§ **WORK REQUIRED**:
Quote every line below exactly as it reads.

## Begin THE RECORDS

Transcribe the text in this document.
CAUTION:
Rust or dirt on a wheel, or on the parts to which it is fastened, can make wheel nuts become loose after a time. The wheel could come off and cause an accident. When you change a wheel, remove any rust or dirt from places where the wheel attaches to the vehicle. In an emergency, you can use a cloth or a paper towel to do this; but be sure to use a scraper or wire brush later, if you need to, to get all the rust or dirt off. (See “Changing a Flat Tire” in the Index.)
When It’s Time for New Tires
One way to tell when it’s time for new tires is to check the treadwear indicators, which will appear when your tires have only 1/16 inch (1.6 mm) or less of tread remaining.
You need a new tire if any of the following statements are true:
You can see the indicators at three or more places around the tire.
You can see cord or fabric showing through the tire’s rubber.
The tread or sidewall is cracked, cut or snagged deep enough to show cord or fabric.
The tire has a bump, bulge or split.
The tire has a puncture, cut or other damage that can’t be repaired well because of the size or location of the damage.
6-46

## End THE RECORDS

§ **COMPLETE OUTPUT**:
Transcribe the text in this document.
CAUTION:
Rust or dirt on a wheel, or on the parts to which it is fastened, can make wheel nuts become loose after a time. The wheel could come off and cause an accident. When you change a wheel, remove any rust or dirt from places where the wheel attaches to the vehicle. In an emergency, you can use a cloth or a paper towel to do this; but be sure to use a scraper or wire brush later, if you need to, to get all the rust or dirt off. (See “Changing a Flat Tire” in the Index.)
When It’s Time for New Tires
One way to tell when it’s time for new tires is to check the treadwear indicators, which will appear when your tires have only 1/16 inch (1.6 mm) or less of tread remaining.
You need a new tire if any of the following statements are true:
You can see the indicators at three or more places around the tire.
You can see cord or fabric showing through the tire’s rubber.
The tread or sidewall is cracked, cut or snagged deep enough to show cord or fabric.
The tire has a bump, bulge or split.
The tire has a puncture, cut or other damage that can’t be repaired well because of the size or location of the damage.
6-46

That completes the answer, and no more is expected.